# REQUIREMENTS
Return the whole listing exactly as it stands.

Data records:
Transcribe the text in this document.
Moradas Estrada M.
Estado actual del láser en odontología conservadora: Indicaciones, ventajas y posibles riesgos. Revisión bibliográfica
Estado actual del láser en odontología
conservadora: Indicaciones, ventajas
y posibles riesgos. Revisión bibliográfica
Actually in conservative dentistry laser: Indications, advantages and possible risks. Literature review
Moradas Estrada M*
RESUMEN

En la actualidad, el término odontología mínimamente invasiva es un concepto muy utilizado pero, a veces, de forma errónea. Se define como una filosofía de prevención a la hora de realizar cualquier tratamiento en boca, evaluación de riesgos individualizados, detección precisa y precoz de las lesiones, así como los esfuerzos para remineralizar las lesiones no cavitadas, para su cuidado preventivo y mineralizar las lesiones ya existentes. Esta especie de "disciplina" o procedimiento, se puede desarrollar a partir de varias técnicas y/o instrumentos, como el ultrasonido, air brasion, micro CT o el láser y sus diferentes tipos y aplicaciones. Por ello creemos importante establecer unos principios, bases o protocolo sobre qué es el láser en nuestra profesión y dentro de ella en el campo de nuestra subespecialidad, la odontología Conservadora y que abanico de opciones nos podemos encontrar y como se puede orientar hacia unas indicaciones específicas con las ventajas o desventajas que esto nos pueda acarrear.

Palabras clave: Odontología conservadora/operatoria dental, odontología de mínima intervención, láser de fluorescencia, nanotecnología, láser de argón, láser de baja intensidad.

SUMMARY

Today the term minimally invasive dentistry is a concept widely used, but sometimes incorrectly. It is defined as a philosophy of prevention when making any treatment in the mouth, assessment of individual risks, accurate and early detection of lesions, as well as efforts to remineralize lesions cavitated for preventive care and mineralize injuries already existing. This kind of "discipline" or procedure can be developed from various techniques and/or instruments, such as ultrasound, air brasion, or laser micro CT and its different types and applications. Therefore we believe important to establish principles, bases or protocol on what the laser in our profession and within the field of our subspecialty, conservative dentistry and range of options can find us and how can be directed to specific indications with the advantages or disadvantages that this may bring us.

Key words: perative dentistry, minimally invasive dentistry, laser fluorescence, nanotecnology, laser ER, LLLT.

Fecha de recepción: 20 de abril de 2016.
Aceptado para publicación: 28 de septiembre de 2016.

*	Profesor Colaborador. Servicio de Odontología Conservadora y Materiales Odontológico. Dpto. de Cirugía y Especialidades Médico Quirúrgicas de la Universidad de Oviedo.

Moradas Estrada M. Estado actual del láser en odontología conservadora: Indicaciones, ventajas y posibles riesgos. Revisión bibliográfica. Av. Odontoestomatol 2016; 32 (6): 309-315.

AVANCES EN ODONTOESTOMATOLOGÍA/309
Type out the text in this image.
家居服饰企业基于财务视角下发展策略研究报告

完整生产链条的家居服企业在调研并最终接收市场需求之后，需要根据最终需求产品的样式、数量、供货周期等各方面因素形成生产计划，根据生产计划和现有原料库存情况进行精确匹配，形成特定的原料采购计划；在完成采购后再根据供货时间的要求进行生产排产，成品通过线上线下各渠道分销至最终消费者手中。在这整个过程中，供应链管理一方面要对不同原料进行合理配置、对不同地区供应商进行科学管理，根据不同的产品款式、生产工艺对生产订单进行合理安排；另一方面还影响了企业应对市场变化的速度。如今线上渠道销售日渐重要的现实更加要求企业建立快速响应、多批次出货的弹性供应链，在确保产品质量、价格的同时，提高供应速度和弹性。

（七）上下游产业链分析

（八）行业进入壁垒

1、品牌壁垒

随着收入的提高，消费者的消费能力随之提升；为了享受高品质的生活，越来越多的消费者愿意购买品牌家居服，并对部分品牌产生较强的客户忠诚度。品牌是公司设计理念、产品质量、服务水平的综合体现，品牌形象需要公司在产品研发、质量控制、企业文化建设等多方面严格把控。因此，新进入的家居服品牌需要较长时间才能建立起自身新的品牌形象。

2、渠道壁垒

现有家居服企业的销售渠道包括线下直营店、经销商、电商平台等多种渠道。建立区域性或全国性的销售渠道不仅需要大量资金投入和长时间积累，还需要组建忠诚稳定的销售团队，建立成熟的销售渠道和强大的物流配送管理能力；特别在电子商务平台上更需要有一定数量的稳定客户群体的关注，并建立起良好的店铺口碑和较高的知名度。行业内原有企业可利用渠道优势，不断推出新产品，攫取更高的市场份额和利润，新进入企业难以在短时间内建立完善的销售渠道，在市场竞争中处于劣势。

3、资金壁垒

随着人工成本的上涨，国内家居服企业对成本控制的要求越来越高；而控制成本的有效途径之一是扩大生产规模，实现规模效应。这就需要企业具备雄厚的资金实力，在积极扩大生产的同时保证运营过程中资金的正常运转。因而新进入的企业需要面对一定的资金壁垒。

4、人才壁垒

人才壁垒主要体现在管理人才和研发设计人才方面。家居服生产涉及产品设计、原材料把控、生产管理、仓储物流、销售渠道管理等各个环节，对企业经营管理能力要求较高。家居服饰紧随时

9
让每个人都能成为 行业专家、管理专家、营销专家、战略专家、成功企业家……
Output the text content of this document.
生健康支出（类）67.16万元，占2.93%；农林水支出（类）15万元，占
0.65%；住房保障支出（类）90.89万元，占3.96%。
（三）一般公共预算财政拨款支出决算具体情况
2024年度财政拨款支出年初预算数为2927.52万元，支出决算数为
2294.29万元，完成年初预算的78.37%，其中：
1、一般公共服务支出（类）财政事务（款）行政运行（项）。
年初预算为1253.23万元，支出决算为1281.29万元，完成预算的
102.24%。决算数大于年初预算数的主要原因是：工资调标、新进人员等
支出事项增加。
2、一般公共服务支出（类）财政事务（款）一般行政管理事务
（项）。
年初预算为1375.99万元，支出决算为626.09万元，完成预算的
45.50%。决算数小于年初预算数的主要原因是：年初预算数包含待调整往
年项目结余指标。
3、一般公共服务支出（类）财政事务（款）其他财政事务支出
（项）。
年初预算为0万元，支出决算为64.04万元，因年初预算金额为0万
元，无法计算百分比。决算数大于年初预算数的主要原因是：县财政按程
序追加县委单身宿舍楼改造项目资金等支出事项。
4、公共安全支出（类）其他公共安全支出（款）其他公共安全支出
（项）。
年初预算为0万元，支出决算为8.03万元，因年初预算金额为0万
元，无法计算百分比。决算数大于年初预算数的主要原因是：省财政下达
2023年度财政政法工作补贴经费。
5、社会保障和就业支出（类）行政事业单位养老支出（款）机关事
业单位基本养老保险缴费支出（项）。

# ANSWER TO THE PROBLEM
Transcribe the text in this document.
Moradas Estrada M.
Estado actual del láser en odontología conservadora: Indicaciones, ventajas y posibles riesgos. Revisión bibliográfica
Estado actual del láser en odontología
conservadora: Indicaciones, ventajas
y posibles riesgos. Revisión bibliográfica
Actually in conservative dentistry laser: Indications, advantages and possible risks. Literature review
Moradas Estrada M*
RESUMEN

En la actualidad, el término odontología mínimamente invasiva es un concepto muy utilizado pero, a veces, de forma errónea. Se define como una filosofía de prevención a la hora de realizar cualquier tratamiento en boca, evaluación de riesgos individualizados, detección precisa y precoz de las lesiones, así como los esfuerzos para remineralizar las lesiones no cavitadas, para su cuidado preventivo y mineralizar las lesiones ya existentes. Esta especie de "disciplina" o procedimiento, se puede desarrollar a partir de varias técnicas y/o instrumentos, como el ultrasonido, air brasion, micro CT o el láser y sus diferentes tipos y aplicaciones. Por ello creemos importante establecer unos principios, bases o protocolo sobre qué es el láser en nuestra profesión y dentro de ella en el campo de nuestra subespecialidad, la odontología Conservadora y que abanico de opciones nos podemos encontrar y como se puede orientar hacia unas indicaciones específicas con las ventajas o desventajas que esto nos pueda acarrear.

Palabras clave: Odontología conservadora/operatoria dental, odontología de mínima intervención, láser de fluorescencia, nanotecnología, láser de argón, láser de baja intensidad.

SUMMARY

Today the term minimally invasive dentistry is a concept widely used, but sometimes incorrectly. It is defined as a philosophy of prevention when making any treatment in the mouth, assessment of individual risks, accurate and early detection of lesions, as well as efforts to remineralize lesions cavitated for preventive care and mineralize injuries already existing. This kind of "discipline" or procedure can be developed from various techniques and/or instruments, such as ultrasound, air brasion, or laser micro CT and its different types and applications. Therefore we believe important to establish principles, bases or protocol on what the laser in our profession and within the field of our subspecialty, conservative dentistry and range of options can find us and how can be directed to specific indications with the advantages or disadvantages that this may bring us.

Key words: perative dentistry, minimally invasive dentistry, laser fluorescence, nanotecnology, laser ER, LLLT.

Fecha de recepción: 20 de abril de 2016.
Aceptado para publicación: 28 de septiembre de 2016.

*	Profesor Colaborador. Servicio de Odontología Conservadora y Materiales Odontológico. Dpto. de Cirugía y Especialidades Médico Quirúrgicas de la Universidad de Oviedo.

Moradas Estrada M. Estado actual del láser en odontología conservadora: Indicaciones, ventajas y posibles riesgos. Revisión bibliográfica. Av. Odontoestomatol 2016; 32 (6): 309-315.

AVANCES EN ODONTOESTOMATOLOGÍA/309
Type out the text in this image.
家居服饰企业基于财务视角下发展策略研究报告

完整生产链条的家居服企业在调研并最终接收市场需求之后，需要根据最终需求产品的样式、数量、供货周期等各方面因素形成生产计划，根据生产计划和现有原料库存情况进行精确匹配，形成特定的原料采购计划；在完成采购后再根据供货时间的要求进行生产排产，成品通过线上线下各渠道分销至最终消费者手中。在这整个过程中，供应链管理一方面要对不同原料进行合理配置、对不同地区供应商进行科学管理，根据不同的产品款式、生产工艺对生产订单进行合理安排；另一方面还影响了企业应对市场变化的速度。如今线上渠道销售日渐重要的现实更加要求企业建立快速响应、多批次出货的弹性供应链，在确保产品质量、价格的同时，提高供应速度和弹性。

（七）上下游产业链分析

（八）行业进入壁垒

1、品牌壁垒

随着收入的提高，消费者的消费能力随之提升；为了享受高品质的生活，越来越多的消费者愿意购买品牌家居服，并对部分品牌产生较强的客户忠诚度。品牌是公司设计理念、产品质量、服务水平的综合体现，品牌形象需要公司在产品研发、质量控制、企业文化建设等多方面严格把控。因此，新进入的家居服品牌需要较长时间才能建立起自身新的品牌形象。

2、渠道壁垒

现有家居服企业的销售渠道包括线下直营店、经销商、电商平台等多种渠道。建立区域性或全国性的销售渠道不仅需要大量资金投入和长时间积累，还需要组建忠诚稳定的销售团队，建立成熟的销售渠道和强大的物流配送管理能力；特别在电子商务平台上更需要有一定数量的稳定客户群体的关注，并建立起良好的店铺口碑和较高的知名度。行业内原有企业可利用渠道优势，不断推出新产品，攫取更高的市场份额和利润，新进入企业难以在短时间内建立完善的销售渠道，在市场竞争中处于劣势。

3、资金壁垒

随着人工成本的上涨，国内家居服企业对成本控制的要求越来越高；而控制成本的有效途径之一是扩大生产规模，实现规模效应。这就需要企业具备雄厚的资金实力，在积极扩大生产的同时保证运营过程中资金的正常运转。因而新进入的企业需要面对一定的资金壁垒。

4、人才壁垒

人才壁垒主要体现在管理人才和研发设计人才方面。家居服生产涉及产品设计、原材料把控、生产管理、仓储物流、销售渠道管理等各个环节，对企业经营管理能力要求较高。家居服饰紧随时

9
让每个人都能成为 行业专家、管理专家、营销专家、战略专家、成功企业家……
Output the text content of this document.
生健康支出（类）67.16万元，占2.93%；农林水支出（类）15万元，占
0.65%；住房保障支出（类）90.89万元，占3.96%。
（三）一般公共预算财政拨款支出决算具体情况
2024年度财政拨款支出年初预算数为2927.52万元，支出决算数为
2294.29万元，完成年初预算的78.37%，其中：
1、一般公共服务支出（类）财政事务（款）行政运行（项）。
年初预算为1253.23万元，支出决算为1281.29万元，完成预算的
102.24%。决算数大于年初预算数的主要原因是：工资调标、新进人员等
支出事项增加。
2、一般公共服务支出（类）财政事务（款）一般行政管理事务
（项）。
年初预算为1375.99万元，支出决算为626.09万元，完成预算的
45.50%。决算数小于年初预算数的主要原因是：年初预算数包含待调整往
年项目结余指标。
3、一般公共服务支出（类）财政事务（款）其他财政事务支出
（项）。
年初预算为0万元，支出决算为64.04万元，因年初预算金额为0万
元，无法计算百分比。决算数大于年初预算数的主要原因是：县财政按程
序追加县委单身宿舍楼改造项目资金等支出事项。
4、公共安全支出（类）其他公共安全支出（款）其他公共安全支出
（项）。
年初预算为0万元，支出决算为8.03万元，因年初预算金额为0万
元，无法计算百分比。决算数大于年初预算数的主要原因是：省财政下达
2023年度财政政法工作补贴经费。
5、社会保障和就业支出（类）行政事业单位养老支出（款）机关事
业单位基本养老保险缴费支出（项）。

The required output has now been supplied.